§ Set task
Retype every entry word for word.
[start of Extracted data]
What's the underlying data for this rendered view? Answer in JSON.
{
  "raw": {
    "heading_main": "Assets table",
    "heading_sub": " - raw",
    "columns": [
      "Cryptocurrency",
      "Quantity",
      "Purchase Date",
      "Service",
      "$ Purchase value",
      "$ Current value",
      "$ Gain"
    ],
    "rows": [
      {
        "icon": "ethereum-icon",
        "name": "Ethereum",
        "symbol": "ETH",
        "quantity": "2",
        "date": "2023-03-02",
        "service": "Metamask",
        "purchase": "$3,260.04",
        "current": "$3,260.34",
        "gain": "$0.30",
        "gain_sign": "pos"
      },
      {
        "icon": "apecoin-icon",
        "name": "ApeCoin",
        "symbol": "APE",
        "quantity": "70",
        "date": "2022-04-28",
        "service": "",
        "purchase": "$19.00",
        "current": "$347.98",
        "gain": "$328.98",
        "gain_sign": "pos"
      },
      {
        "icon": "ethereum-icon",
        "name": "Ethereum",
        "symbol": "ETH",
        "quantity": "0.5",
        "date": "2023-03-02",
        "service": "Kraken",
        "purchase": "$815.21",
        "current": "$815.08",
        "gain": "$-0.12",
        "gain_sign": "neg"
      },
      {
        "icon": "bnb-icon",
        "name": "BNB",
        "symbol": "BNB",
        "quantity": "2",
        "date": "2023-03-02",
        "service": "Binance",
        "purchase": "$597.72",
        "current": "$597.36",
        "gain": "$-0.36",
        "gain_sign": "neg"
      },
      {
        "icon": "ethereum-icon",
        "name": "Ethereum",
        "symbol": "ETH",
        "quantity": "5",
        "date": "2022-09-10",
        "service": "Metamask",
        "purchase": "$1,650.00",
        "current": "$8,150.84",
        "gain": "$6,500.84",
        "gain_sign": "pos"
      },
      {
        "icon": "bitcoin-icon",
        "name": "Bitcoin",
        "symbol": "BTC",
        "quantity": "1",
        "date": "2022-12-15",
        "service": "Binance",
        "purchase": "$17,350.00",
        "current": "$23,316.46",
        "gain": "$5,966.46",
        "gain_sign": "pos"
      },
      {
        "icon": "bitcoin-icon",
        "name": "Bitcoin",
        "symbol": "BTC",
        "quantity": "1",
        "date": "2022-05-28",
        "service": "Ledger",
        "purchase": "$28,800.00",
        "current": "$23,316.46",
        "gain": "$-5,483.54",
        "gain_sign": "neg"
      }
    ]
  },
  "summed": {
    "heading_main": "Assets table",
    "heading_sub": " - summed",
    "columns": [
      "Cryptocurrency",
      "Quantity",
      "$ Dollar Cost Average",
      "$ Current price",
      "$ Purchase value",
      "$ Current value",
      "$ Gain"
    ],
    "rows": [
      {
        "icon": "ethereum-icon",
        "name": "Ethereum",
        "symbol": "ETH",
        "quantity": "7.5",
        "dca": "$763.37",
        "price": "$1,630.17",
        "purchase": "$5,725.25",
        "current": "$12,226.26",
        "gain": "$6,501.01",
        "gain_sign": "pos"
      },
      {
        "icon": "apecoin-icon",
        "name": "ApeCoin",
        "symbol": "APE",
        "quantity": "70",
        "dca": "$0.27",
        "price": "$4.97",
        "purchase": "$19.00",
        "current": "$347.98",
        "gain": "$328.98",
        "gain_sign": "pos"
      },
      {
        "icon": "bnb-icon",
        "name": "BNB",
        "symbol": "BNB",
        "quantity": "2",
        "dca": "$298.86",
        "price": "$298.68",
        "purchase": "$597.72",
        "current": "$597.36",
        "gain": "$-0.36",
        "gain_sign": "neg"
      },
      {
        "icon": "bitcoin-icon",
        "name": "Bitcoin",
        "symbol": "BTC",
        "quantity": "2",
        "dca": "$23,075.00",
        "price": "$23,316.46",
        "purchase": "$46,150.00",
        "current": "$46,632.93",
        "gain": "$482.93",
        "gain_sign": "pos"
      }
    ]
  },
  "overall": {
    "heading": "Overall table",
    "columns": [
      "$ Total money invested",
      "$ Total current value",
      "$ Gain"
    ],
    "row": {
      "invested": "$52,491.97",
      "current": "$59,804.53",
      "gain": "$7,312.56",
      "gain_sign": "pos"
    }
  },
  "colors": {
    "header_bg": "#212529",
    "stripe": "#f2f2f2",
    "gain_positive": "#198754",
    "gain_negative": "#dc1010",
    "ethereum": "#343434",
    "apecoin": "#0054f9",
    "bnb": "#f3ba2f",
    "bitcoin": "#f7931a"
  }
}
[end of Extracted data]
§ Correct response
What's the underlying data for this rendered view? Answer in JSON.
{
  "raw": {
    "heading_main": "Assets table",
    "heading_sub": " - raw",
    "columns": [
      "Cryptocurrency",
      "Quantity",
      "Purchase Date",
      "Service",
      "$ Purchase value",
      "$ Current value",
      "$ Gain"
    ],
    "rows": [
      {
        "icon": "ethereum-icon",
        "name": "Ethereum",
        "symbol": "ETH",
        "quantity": "2",
        "date": "2023-03-02",
        "service": "Metamask",
        "purchase": "$3,260.04",
        "current": "$3,260.34",
        "gain": "$0.30",
        "gain_sign": "pos"
      },
      {
        "icon": "apecoin-icon",
        "name": "ApeCoin",
        "symbol": "APE",
        "quantity": "70",
        "date": "2022-04-28",
        "service": "",
        "purchase": "$19.00",
        "current": "$347.98",
        "gain": "$328.98",
        "gain_sign": "pos"
      },
      {
        "icon": "ethereum-icon",
        "name": "Ethereum",
        "symbol": "ETH",
        "quantity": "0.5",
        "date": "2023-03-02",
        "service": "Kraken",
        "purchase": "$815.21",
        "current": "$815.08",
        "gain": "$-0.12",
        "gain_sign": "neg"
      },
      {
        "icon": "bnb-icon",
        "name": "BNB",
        "symbol": "BNB",
        "quantity": "2",
        "date": "2023-03-02",
        "service": "Binance",
        "purchase": "$597.72",
        "current": "$597.36",
        "gain": "$-0.36",
        "gain_sign": "neg"
      },
      {
        "icon": "ethereum-icon",
        "name": "Ethereum",
        "symbol": "ETH",
        "quantity": "5",
        "date": "2022-09-10",
        "service": "Metamask",
        "purchase": "$1,650.00",
        "current": "$8,150.84",
        "gain": "$6,500.84",
        "gain_sign": "pos"
      },
      {
        "icon": "bitcoin-icon",
        "name": "Bitcoin",
        "symbol": "BTC",
        "quantity": "1",
        "date": "2022-12-15",
        "service": "Binance",
        "purchase": "$17,350.00",
        "current": "$23,316.46",
        "gain": "$5,966.46",
        "gain_sign": "pos"
      },
      {
        "icon": "bitcoin-icon",
        "name": "Bitcoin",
        "symbol": "BTC",
        "quantity": "1",
        "date": "2022-05-28",
        "service": "Ledger",
        "purchase": "$28,800.00",
        "current": "$23,316.46",
        "gain": "$-5,483.54",
        "gain_sign": "neg"
      }
    ]
  },
  "summed": {
    "heading_main": "Assets table",
    "heading_sub": " - summed",
    "columns": [
      "Cryptocurrency",
      "Quantity",
      "$ Dollar Cost Average",
      "$ Current price",
      "$ Purchase value",
      "$ Current value",
      "$ Gain"
    ],
    "rows": [
      {
        "icon": "ethereum-icon",
        "name": "Ethereum",
        "symbol": "ETH",
        "quantity": "7.5",
        "dca": "$763.37",
        "price": "$1,630.17",
        "purchase": "$5,725.25",
        "current": "$12,226.26",
        "gain": "$6,501.01",
        "gain_sign": "pos"
      },
      {
        "icon": "apecoin-icon",
        "name": "ApeCoin",
        "symbol": "APE",
        "quantity": "70",
        "dca": "$0.27",
        "price": "$4.97",
        "purchase": "$19.00",
        "current": "$347.98",
        "gain": "$328.98",
        "gain_sign": "pos"
      },
      {
        "icon": "bnb-icon",
        "name": "BNB",
        "symbol": "BNB",
        "quantity": "2",
        "dca": "$298.86",
        "price": "$298.68",
        "purchase": "$597.72",
        "current": "$597.36",
        "gain": "$-0.36",
        "gain_sign": "neg"
      },
      {
        "icon": "bitcoin-icon",
        "name": "Bitcoin",
        "symbol": "BTC",
        "quantity": "2",
        "dca": "$23,075.00",
        "price": "$23,316.46",
        "purchase": "$46,150.00",
        "current": "$46,632.93",
        "gain": "$482.93",
        "gain_sign": "pos"
      }
    ]
  },
  "overall": {
    "heading": "Overall table",
    "columns": [
      "$ Total money invested",
      "$ Total current value",
      "$ Gain"
    ],
    "row": {
      "invested": "$52,491.97",
      "current": "$59,804.53",
      "gain": "$7,312.56",
      "gain_sign": "pos"
    }
  },
  "colors": {
    "header_bg": "#212529",
    "stripe": "#f2f2f2",
    "gain_positive": "#198754",
    "gain_negative": "#dc1010",
    "ethereum": "#343434",
    "apecoin": "#0054f9",
    "bnb": "#f3ba2f",
    "bitcoin": "#f7931a"
  }
}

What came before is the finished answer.